#### FRAGMENTO
Encuentro más similitudes, por el contrario, entre la Venezuela de hoy, que acaba de ratificar a Chávez en el poder, y la Argentina de Perón de mediados del siglo pasado. Para que el populismo sea efectivo como arma política, el caudillo debe contar con recursos cuantiosos que le permitan dar con largueza. Perón echó mano de las reservas en oro creadas por la venta de carne y cereales durante la segunda guerra mundial, unas de las más grandes del mundo entonces, y Chávez tiene a su disposición los miles de millones que el petróleo representa.
########
#### REGISTROS PROPORCIONADOS
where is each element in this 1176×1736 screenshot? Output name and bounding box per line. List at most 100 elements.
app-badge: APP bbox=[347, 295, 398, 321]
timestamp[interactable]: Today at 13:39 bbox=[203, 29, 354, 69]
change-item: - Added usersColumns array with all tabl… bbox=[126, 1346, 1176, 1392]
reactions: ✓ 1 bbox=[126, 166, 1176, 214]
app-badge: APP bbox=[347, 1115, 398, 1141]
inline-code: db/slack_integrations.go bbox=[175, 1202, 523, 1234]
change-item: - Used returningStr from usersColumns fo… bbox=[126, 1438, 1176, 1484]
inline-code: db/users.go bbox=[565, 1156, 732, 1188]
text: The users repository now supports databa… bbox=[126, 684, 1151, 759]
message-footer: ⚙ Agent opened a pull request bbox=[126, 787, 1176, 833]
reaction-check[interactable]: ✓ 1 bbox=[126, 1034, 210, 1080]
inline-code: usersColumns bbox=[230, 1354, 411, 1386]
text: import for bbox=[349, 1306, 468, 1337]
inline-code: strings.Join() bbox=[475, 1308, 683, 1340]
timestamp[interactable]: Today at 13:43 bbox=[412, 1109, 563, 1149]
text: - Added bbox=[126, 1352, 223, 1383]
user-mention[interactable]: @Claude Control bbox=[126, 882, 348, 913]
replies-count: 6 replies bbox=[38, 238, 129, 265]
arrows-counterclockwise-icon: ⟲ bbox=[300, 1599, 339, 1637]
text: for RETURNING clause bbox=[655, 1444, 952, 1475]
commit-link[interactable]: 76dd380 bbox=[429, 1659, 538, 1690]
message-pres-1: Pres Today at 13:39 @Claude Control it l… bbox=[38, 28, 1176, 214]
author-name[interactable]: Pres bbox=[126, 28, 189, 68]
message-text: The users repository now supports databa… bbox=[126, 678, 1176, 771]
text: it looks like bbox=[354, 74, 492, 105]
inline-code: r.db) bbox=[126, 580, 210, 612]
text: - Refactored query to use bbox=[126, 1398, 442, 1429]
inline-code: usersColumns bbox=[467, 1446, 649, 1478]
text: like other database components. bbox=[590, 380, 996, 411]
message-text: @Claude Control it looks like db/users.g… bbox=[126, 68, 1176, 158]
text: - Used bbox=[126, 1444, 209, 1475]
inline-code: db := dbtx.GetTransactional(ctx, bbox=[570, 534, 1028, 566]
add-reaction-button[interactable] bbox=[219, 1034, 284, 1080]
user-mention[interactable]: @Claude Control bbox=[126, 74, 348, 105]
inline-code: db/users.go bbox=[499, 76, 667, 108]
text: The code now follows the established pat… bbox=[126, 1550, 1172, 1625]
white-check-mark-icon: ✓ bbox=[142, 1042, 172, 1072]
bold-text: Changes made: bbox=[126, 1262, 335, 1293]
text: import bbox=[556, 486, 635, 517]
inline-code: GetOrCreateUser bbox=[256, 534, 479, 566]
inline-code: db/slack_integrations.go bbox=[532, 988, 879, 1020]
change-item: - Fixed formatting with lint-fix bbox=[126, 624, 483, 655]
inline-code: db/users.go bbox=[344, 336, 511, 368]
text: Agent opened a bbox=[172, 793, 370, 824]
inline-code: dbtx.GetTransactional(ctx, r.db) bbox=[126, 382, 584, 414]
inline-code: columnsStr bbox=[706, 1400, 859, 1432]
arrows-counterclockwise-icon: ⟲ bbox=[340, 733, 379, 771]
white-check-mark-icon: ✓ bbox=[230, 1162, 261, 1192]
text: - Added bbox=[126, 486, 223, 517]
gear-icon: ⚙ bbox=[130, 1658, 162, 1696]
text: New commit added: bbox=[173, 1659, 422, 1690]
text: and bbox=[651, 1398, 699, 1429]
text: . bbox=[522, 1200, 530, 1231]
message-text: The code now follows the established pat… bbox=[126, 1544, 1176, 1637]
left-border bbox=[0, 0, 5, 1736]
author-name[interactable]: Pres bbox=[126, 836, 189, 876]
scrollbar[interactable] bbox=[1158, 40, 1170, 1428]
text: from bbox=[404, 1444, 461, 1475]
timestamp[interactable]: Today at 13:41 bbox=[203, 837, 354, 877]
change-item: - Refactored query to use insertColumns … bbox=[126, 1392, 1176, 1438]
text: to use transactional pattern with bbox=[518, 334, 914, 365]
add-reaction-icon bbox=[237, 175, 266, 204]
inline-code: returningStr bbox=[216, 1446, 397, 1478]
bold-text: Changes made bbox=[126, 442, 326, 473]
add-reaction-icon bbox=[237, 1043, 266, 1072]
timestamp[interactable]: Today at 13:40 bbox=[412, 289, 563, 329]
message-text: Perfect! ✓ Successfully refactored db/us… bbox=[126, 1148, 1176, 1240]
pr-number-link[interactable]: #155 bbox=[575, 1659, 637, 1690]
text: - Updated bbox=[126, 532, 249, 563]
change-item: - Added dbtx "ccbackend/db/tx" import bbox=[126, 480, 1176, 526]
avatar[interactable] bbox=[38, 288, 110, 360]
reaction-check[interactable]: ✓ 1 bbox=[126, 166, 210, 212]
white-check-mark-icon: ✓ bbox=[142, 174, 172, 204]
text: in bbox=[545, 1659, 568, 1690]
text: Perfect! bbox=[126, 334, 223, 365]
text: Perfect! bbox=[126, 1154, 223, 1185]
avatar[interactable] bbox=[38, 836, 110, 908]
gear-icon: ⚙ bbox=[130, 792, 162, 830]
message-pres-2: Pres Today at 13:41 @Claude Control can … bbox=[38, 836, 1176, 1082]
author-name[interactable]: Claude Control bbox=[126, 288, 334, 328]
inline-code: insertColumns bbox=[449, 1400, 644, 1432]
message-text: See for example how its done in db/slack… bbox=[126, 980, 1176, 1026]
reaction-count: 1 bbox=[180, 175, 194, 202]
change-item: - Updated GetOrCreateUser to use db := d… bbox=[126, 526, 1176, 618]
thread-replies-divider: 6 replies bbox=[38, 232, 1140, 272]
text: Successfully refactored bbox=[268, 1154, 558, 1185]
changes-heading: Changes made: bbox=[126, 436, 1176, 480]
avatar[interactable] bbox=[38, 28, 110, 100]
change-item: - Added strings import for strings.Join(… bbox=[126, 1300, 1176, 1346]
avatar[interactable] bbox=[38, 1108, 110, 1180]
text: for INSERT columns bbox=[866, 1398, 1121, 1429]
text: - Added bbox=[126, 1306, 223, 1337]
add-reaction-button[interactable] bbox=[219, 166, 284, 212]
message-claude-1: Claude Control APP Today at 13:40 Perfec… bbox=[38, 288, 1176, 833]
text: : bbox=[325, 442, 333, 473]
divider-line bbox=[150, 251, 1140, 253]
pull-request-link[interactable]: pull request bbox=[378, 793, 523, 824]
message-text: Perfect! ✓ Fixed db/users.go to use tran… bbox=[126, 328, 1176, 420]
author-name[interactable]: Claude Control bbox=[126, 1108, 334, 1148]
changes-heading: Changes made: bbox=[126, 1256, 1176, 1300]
########
**LISTA DE TAREAS**:
**a.** Reproduce el fragmento sobre el populismo entre "Encuentro más similitudes, por" y "el petróleo representa.", ambos incluidos.
**b.** Reescribe los registros desde el comienzo hasta la línea que contiene "text: like other", ambos extremos incluidos, y cambia "inline-code" por "code-span" sin tocar nada más. Entrega solo esas líneas.
El fragmento y los registros proceden de fuentes distintas.

**RESPUESTAS EN ORDEN**:
**a.**
Encuentro más similitudes, por el contrario, entre la Venezuela de hoy, que acaba de ratificar a Chávez en el poder, y la Argentina de Perón de mediados del siglo pasado. Para que el populismo sea efectivo como arma política, el caudillo debe contar con recursos cuantiosos que le permitan dar con largueza. Perón echó mano de las reservas en oro creadas por la venta de carne y cereales durante la segunda guerra mundial, unas de las más grandes del mundo entonces, y Chávez tiene a su disposición los miles de millones que el petróleo representa.

**b.**
where is each element in this 1176×1736 screenshot? Output name and bounding box per line. List at most 100 elements.
app-badge: APP bbox=[347, 295, 398, 321]
timestamp[interactable]: Today at 13:39 bbox=[203, 29, 354, 69]
change-item: - Added usersColumns array with all tabl… bbox=[126, 1346, 1176, 1392]
reactions: ✓ 1 bbox=[126, 166, 1176, 214]
app-badge: APP bbox=[347, 1115, 398, 1141]
code-span: db/slack_integrations.go bbox=[175, 1202, 523, 1234]
change-item: - Used returningStr from usersColumns fo… bbox=[126, 1438, 1176, 1484]
code-span: db/users.go bbox=[565, 1156, 732, 1188]
text: The users repository now supports databa… bbox=[126, 684, 1151, 759]
message-footer: ⚙ Agent opened a pull request bbox=[126, 787, 1176, 833]
reaction-check[interactable]: ✓ 1 bbox=[126, 1034, 210, 1080]
code-span: usersColumns bbox=[230, 1354, 411, 1386]
text: import for bbox=[349, 1306, 468, 1337]
code-span: strings.Join() bbox=[475, 1308, 683, 1340]
timestamp[interactable]: Today at 13:43 bbox=[412, 1109, 563, 1149]
text: - Added bbox=[126, 1352, 223, 1383]
user-mention[interactable]: @Claude Control bbox=[126, 882, 348, 913]
replies-count: 6 replies bbox=[38, 238, 129, 265]
arrows-counterclockwise-icon: ⟲ bbox=[300, 1599, 339, 1637]
text: for RETURNING clause bbox=[655, 1444, 952, 1475]
commit-link[interactable]: 76dd380 bbox=[429, 1659, 538, 1690]
message-pres-1: Pres Today at 13:39 @Claude Control it l… bbox=[38, 28, 1176, 214]
author-name[interactable]: Pres bbox=[126, 28, 189, 68]
message-text: The users repository now supports databa… bbox=[126, 678, 1176, 771]
text: it looks like bbox=[354, 74, 492, 105]
code-span: r.db) bbox=[126, 580, 210, 612]
text: - Refactored query to use bbox=[126, 1398, 442, 1429]
code-span: usersColumns bbox=[467, 1446, 649, 1478]
text: like other database components. bbox=[590, 380, 996, 411]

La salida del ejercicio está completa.